What the task requires:
Restate all the material verbatim, except for the pictures.

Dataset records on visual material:
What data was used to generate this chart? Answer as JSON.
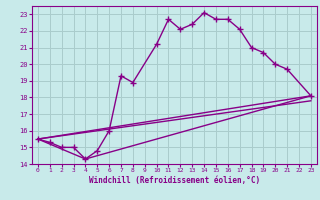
{
  "background_color": "#c8eaea",
  "grid_color": "#aacccc",
  "line_color": "#880088",
  "xlim": [
    -0.5,
    23.5
  ],
  "ylim": [
    14,
    23.5
  ],
  "xlabel": "Windchill (Refroidissement éolien,°C)",
  "xticks": [
    0,
    1,
    2,
    3,
    4,
    5,
    6,
    7,
    8,
    9,
    10,
    11,
    12,
    13,
    14,
    15,
    16,
    17,
    18,
    19,
    20,
    21,
    22,
    23
  ],
  "yticks": [
    14,
    15,
    16,
    17,
    18,
    19,
    20,
    21,
    22,
    23
  ],
  "series1_x": [
    0,
    1,
    2,
    3,
    4,
    5,
    6,
    7,
    8,
    10,
    11,
    12,
    13,
    14,
    15,
    16,
    17,
    18,
    19,
    20,
    21,
    23
  ],
  "series1_y": [
    15.5,
    15.3,
    15.0,
    15.0,
    14.3,
    14.8,
    16.0,
    19.3,
    18.9,
    21.2,
    22.7,
    22.1,
    22.4,
    23.1,
    22.7,
    22.7,
    22.1,
    21.0,
    20.7,
    20.0,
    19.7,
    18.1
  ],
  "line1_x": [
    0,
    23
  ],
  "line1_y": [
    15.5,
    18.1
  ],
  "line2_x": [
    0,
    4,
    23
  ],
  "line2_y": [
    15.5,
    14.3,
    18.1
  ],
  "line3_x": [
    0,
    23
  ],
  "line3_y": [
    15.5,
    17.8
  ]
}
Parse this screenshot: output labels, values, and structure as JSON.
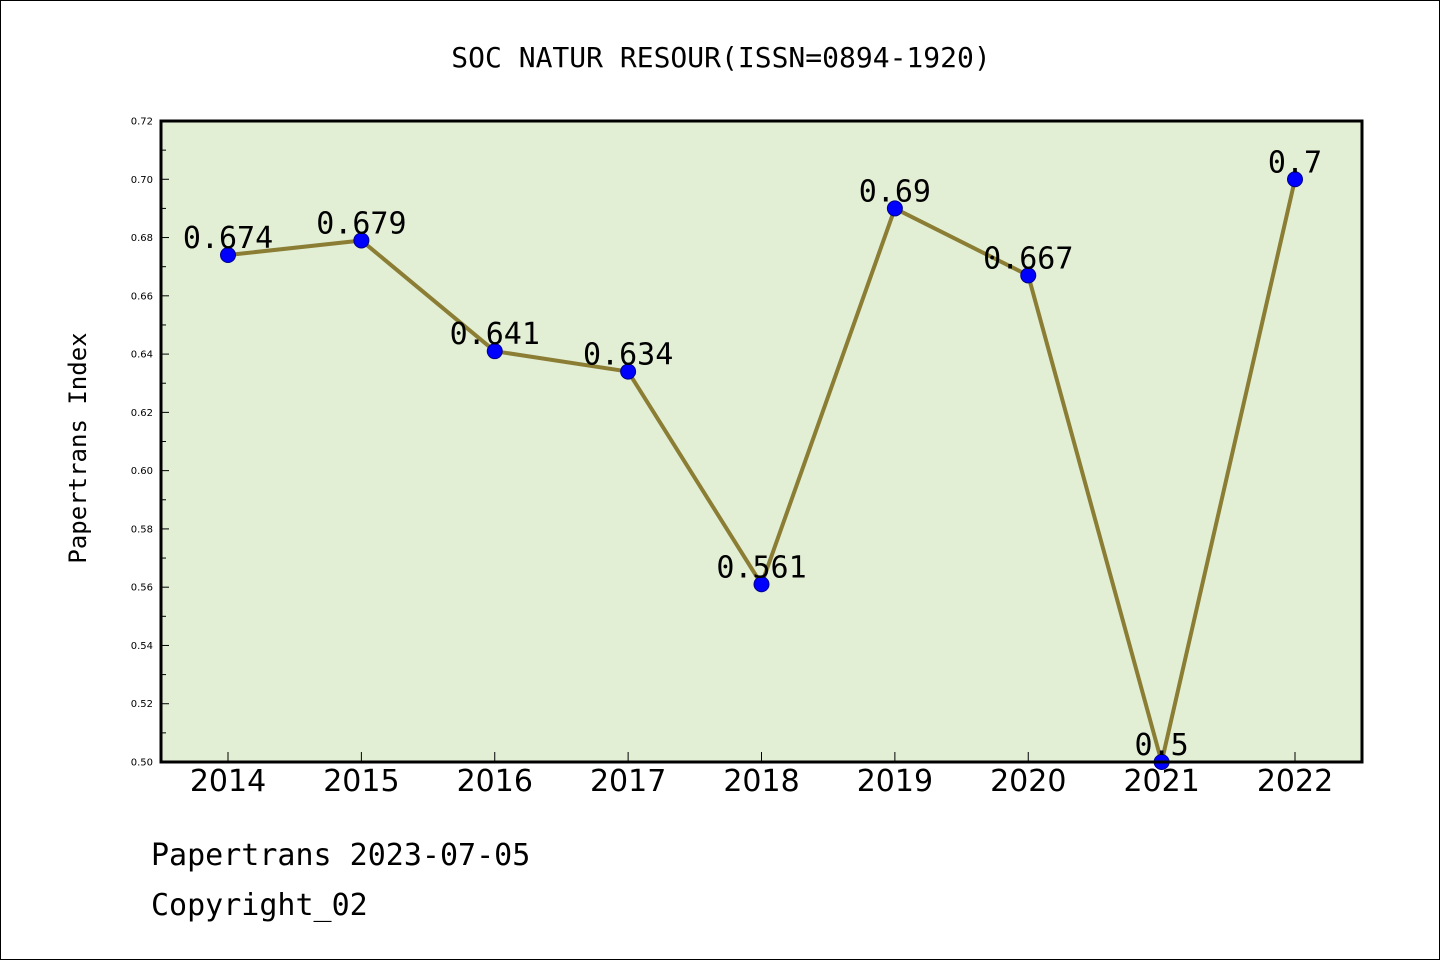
{
  "chart_data": {
    "type": "line",
    "title": "SOC NATUR RESOUR(ISSN=0894-1920)",
    "xlabel": "",
    "ylabel": "Papertrans Index",
    "categories": [
      "2014",
      "2015",
      "2016",
      "2017",
      "2018",
      "2019",
      "2020",
      "2021",
      "2022"
    ],
    "values": [
      0.674,
      0.679,
      0.641,
      0.634,
      0.561,
      0.69,
      0.667,
      0.5,
      0.7
    ],
    "data_labels": [
      "0.674",
      "0.679",
      "0.641",
      "0.634",
      "0.561",
      "0.69",
      "0.667",
      "0.5",
      "0.7"
    ],
    "ylim": [
      0.5,
      0.72
    ],
    "yticks": [
      "0.50",
      "0.52",
      "0.54",
      "0.56",
      "0.58",
      "0.60",
      "0.62",
      "0.64",
      "0.66",
      "0.68",
      "0.70",
      "0.72"
    ],
    "grid": false,
    "legend": "none",
    "colors": {
      "plot_background": "#e2efd5",
      "line": "#8b7e34",
      "marker": "#0000ff"
    }
  },
  "footer": {
    "line1": "Papertrans 2023-07-05",
    "line2": "Copyright_02"
  }
}
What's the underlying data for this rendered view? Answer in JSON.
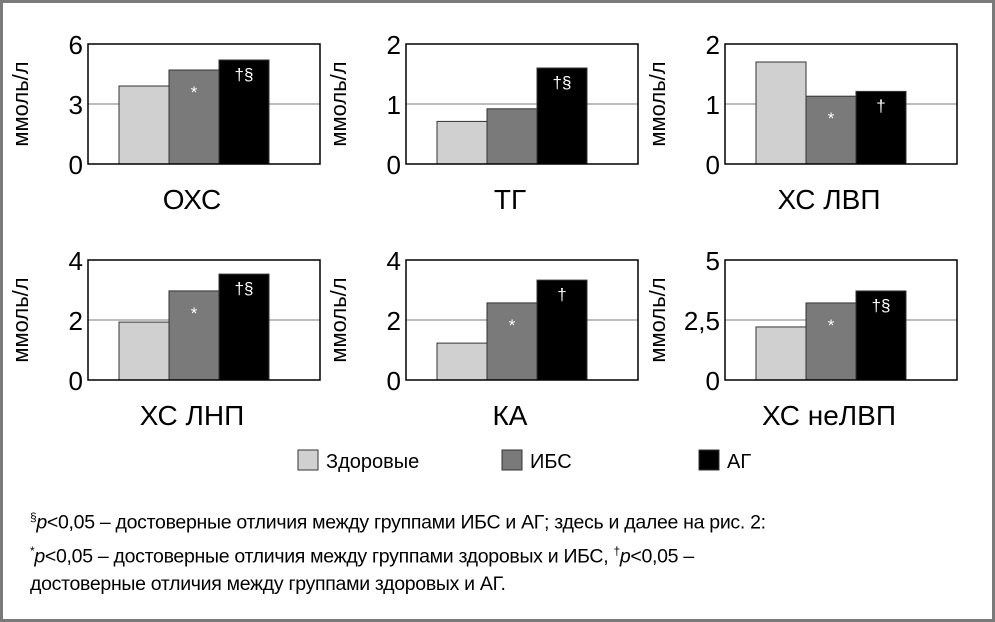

Task solution:
What data was used to generate this chart? Answer as JSON.
{
  "background_color": "#c8eaea",
  "grid_color": "#aacccc",
  "line_color": "#880088",
  "xlim": [
    -0.5,
    23.5
  ],
  "ylim": [
    14,
    23.5
  ],
  "xlabel": "Windchill (Refroidissement éolien,°C)",
  "xticks": [
    0,
    1,
    2,
    3,
    4,
    5,
    6,
    7,
    8,
    9,
    10,
    11,
    12,
    13,
    14,
    15,
    16,
    17,
    18,
    19,
    20,
    21,
    22,
    23
  ],
  "yticks": [
    14,
    15,
    16,
    17,
    18,
    19,
    20,
    21,
    22,
    23
  ],
  "series1_x": [
    0,
    1,
    2,
    3,
    4,
    5,
    6,
    7,
    8,
    10,
    11,
    12,
    13,
    14,
    15,
    16,
    17,
    18,
    19,
    20,
    21,
    23
  ],
  "series1_y": [
    15.5,
    15.3,
    15.0,
    15.0,
    14.3,
    14.8,
    16.0,
    19.3,
    18.9,
    21.2,
    22.7,
    22.1,
    22.4,
    23.1,
    22.7,
    22.7,
    22.1,
    21.0,
    20.7,
    20.0,
    19.7,
    18.1
  ],
  "line1_x": [
    0,
    23
  ],
  "line1_y": [
    15.5,
    18.1
  ],
  "line2_x": [
    0,
    4,
    23
  ],
  "line2_y": [
    15.5,
    14.3,
    18.1
  ],
  "line3_x": [
    0,
    23
  ],
  "line3_y": [
    15.5,
    17.8
  ]
}
Parse this screenshot: output labels, values, and structure as JSON.
{
  "chart_data": {
    "type": "line",
    "title": "SOC NATUR RESOUR(ISSN=0894-1920)",
    "xlabel": "",
    "ylabel": "Papertrans Index",
    "categories": [
      "2014",
      "2015",
      "2016",
      "2017",
      "2018",
      "2019",
      "2020",
      "2021",
      "2022"
    ],
    "values": [
      0.674,
      0.679,
      0.641,
      0.634,
      0.561,
      0.69,
      0.667,
      0.5,
      0.7
    ],
    "data_labels": [
      "0.674",
      "0.679",
      "0.641",
      "0.634",
      "0.561",
      "0.69",
      "0.667",
      "0.5",
      "0.7"
    ],
    "ylim": [
      0.5,
      0.72
    ],
    "yticks": [
      "0.50",
      "0.52",
      "0.54",
      "0.56",
      "0.58",
      "0.60",
      "0.62",
      "0.64",
      "0.66",
      "0.68",
      "0.70",
      "0.72"
    ],
    "grid": false,
    "legend": "none",
    "colors": {
      "plot_background": "#e2efd5",
      "line": "#8b7e34",
      "marker": "#0000ff"
    }
  },
  "footer": {
    "line1": "Papertrans 2023-07-05",
    "line2": "Copyright_02"
  }
}
What's the underlying data for this rendered view? Answer in JSON.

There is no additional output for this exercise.